As I said in my piece on “The Nameless City”, it is pointless to try and draw a line in the sand between Dreamlands and Mythos stories as all of these stories were written within a couple of years of each other and Lovecraft evidently spent those years dashing back and forth across the line with armfuls of shared material. Even If we accept the (logical, reasonable, righteous, and correct) view that mythos cosmic horror stories are the ‘mature’ Lovecraft while the Dreamlands stories are a load of juvenile pastiches written by an author who was still trying to find his own distinctive voice, then we must think of late ‘teens and early ‘20s as the era of ‘two steps forward, one step back’ as every break with the practices and formulae developed during the Dreamlands years is immediately followed by a return to more comfortable creative ground. So were those Lovecraft nerds recognising a line drawn in the sand by changes in Lovecraft’s thinking or were they doing the critical equivalent of looking out a window onto the pouring rain and going ‘I think it might be lightening up’.

As much I found “The Quest of Iranon” to be the literary equivalent of standing in the pouring rain waiting for a squid-faced bus to turn up, it was undoubtedly comfortable creative ground for Lovecraft: The plot is a re-working of “The White Ship” while the set dressing is the same as that developed in stories like “The Doom that Came to Sarnath” and “Polaris”. In fact, the story even includes references to established named entities including both Sarnath itself and Lomar from “Polaris”.

The plot revolves around a golden-haired youth named Iranon with vine-leaves on his head and purples robes upon his back. He arrives in the city of Teloth and begins telling tales of the city of Aira where he was once a prince. Iranon sings whenever and wherever he can but audiences are less than receptive, some even tell him that his music is an enormous waste of time and he might as well do an apprenticeship as cobbler. Sick burn, don’t give up your day job.

Eventually, Iranon is run out of town and he hooks up with another young man who has been exiled from the city. The boy, named Romnod, suggests that they travel together to the town of Oonai, which Iranon convinces himself is his native town of Aira. The pair take years to complete their journey and upon arriving in Oonai, Iranon is disappointed to learn that he has not in fact returned home. However, because the people of Oonai seem to appreciate Iranon’s music, he agrees to stay.

As time passes, the people of Oonai grow increasingly tired of Iranon’s playing and start to sing the praises of some dancers who have wafted in from the desert. Meanwhile, so much time has passed that Romnod has aged and taken to drinking. When he dies, Iranon decides that there is nothing left for him in Oonai and sets out again to find Aira. After years of searching, he encounters an old shepherd who remembers Aira from his youth and how the son of a beggar used to sing until his claims to be of royal blood saw him laughed out of the city.

His identity pierced, Iranon convinces himself that Aira was never real to begin with and so loses his eternal youth before losing himself in quicksand and sinking to his death.

■ **STORED DATA**
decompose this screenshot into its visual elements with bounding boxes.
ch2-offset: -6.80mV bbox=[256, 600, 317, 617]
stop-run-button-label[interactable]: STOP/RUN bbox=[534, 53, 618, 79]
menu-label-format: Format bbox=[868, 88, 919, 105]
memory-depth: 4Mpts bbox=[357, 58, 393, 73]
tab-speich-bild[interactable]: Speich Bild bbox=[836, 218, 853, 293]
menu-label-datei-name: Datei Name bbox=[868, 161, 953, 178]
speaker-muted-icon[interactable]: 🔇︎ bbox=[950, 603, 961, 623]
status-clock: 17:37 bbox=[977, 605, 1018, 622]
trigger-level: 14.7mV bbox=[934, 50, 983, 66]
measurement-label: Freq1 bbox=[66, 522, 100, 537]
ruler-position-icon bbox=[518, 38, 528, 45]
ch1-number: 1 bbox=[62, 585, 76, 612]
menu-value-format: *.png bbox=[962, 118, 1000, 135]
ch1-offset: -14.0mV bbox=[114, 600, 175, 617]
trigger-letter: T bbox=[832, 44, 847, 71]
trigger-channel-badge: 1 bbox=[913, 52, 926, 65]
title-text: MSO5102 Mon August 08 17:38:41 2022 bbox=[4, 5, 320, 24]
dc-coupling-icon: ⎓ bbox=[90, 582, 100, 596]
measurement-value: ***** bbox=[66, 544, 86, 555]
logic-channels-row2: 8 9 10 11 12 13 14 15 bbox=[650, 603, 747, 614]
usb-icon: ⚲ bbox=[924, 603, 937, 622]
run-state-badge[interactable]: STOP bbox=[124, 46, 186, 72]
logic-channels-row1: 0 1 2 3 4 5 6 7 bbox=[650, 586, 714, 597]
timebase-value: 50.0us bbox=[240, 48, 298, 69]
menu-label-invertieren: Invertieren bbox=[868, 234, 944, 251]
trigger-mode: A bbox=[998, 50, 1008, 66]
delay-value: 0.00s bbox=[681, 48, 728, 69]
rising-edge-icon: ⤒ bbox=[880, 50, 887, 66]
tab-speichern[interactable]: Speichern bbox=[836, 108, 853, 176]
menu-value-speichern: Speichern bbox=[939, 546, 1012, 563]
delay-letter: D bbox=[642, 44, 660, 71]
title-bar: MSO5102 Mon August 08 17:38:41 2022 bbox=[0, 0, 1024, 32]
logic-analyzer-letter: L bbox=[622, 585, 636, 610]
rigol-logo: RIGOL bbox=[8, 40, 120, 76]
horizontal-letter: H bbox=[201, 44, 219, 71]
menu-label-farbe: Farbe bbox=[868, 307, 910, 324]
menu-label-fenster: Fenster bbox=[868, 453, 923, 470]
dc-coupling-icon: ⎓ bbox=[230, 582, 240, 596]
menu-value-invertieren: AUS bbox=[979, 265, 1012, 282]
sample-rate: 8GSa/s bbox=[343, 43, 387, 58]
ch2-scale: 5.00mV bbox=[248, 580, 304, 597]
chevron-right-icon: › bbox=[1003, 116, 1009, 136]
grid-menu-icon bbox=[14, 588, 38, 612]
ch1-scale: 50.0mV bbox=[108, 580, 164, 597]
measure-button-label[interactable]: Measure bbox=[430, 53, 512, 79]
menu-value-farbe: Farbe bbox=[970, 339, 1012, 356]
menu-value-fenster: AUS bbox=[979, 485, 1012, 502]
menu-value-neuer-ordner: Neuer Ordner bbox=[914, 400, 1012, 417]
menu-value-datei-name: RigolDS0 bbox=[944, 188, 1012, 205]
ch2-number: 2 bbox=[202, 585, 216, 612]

■ **YOUR GOAL**
According to the review of "The Quest of Iranon," which earlier story does this story's plot rework? The data has no connection to the review of "The Quest of Iranon."

■ **COMPLETED TASK**
"The White Ship."